**READING PASSAGE**

╭──

Electric field modeling of TMS. Modeling will be performed to confirm that a therapeutic level of stimulation is delivered to the correct neuroanatomical areas. We will utilize simNIBS 3.0 (www.simnibs.org) to model current distributions with a finite element method based upon the magnetic dipole model for the MagVenture A/P treatment coil positioned to create a tangent with regard to brain structure. Electrical conductivities will be assigned to different tissue types with assumed isotropic conductivity. The intensity was set to 50% of maximum system output, a typical level needed to achieve 120% of MT. These results indicate that the therapeutic level of stimulation is largely confined to the target structures, and that the ratio of target to non-target activity is high. This targeting technique will ensure accurate targeting the DLPFC and M1 sites.

Randomization allocation concealment and blinding. Participants will be randomly allocated to either: (1) M1active/ l-DLPFCactive or (2) M1active/ l-DLPFCsham based on a 1:1 allocation ratio with the allocation list generated by the statistician. Participants, study physicians, and the PI will be blinded to the type of rTMS they will receive due to the coil. All participants will be given the same instructions and information about the rTMS intervention. Researchers conducting laboratory-based outcome assessment and will be blinded to group allocation. Unblinding will be allowed when an adverse or unexpected event occurs.

╰──

(Document structure recognition records)
╭──

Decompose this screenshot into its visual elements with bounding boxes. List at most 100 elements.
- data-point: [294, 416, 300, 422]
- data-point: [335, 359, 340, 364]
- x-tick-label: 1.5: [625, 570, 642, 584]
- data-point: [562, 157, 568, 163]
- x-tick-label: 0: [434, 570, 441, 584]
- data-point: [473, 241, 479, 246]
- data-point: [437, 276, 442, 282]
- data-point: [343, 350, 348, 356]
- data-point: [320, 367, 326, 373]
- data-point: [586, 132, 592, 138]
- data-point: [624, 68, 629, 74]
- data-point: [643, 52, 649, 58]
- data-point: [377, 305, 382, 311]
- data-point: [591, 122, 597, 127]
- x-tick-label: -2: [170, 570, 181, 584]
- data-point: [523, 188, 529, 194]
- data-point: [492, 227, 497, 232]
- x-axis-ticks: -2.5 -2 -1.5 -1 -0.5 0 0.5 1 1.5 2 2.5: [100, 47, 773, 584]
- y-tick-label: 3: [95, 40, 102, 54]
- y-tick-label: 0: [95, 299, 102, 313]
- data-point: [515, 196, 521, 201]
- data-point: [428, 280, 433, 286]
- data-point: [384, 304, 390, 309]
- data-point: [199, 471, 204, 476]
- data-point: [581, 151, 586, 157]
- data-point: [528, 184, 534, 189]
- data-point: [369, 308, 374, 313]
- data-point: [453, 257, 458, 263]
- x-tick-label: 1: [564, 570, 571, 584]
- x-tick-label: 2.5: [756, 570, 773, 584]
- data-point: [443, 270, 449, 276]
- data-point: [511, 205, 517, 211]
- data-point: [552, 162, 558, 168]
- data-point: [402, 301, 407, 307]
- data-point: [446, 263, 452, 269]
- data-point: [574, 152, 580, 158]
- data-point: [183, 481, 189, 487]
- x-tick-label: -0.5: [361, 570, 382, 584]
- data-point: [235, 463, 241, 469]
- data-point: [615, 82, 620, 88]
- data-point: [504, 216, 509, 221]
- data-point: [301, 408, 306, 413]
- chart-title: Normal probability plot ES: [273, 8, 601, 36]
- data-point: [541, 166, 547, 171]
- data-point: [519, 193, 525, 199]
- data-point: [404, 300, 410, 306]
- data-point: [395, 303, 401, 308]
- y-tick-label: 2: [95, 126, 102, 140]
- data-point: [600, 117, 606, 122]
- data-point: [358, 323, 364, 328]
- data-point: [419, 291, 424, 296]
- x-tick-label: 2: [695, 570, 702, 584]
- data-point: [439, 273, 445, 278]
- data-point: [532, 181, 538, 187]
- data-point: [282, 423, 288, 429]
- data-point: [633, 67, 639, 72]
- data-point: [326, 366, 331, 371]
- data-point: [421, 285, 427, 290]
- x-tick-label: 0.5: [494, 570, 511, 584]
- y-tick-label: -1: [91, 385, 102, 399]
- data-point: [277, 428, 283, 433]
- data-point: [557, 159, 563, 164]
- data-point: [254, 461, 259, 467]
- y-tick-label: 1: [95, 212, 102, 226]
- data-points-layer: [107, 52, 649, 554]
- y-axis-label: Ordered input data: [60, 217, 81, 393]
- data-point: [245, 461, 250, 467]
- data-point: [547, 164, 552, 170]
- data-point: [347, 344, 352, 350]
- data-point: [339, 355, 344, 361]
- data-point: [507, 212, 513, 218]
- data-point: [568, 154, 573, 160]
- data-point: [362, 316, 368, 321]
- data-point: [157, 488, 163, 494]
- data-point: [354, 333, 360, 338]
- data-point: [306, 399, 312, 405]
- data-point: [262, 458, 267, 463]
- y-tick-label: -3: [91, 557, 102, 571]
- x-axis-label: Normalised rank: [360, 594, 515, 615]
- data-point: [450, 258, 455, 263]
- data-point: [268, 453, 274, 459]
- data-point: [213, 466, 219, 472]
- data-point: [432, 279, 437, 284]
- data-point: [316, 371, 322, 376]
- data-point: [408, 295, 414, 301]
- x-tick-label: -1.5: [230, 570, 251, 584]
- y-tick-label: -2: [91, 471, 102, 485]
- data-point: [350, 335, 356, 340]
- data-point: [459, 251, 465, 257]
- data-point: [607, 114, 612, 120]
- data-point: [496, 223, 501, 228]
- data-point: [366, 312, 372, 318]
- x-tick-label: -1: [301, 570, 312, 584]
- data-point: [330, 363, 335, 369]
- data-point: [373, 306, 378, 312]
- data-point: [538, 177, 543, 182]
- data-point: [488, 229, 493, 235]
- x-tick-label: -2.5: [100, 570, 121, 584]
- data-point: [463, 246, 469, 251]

╰──

**EXERCISE INSTRUCTIONS**
Answer from the reading passage:
(a) Which software will be used to model current distributions?
(b) What share of maximum system output was the intensity set to?
(c) Who generates the allocation list?
Nothing in the records is needed for this work.

**TASK OUTPUT**
(a) simNIBS 3.0
(b) 50%
(c) The statistician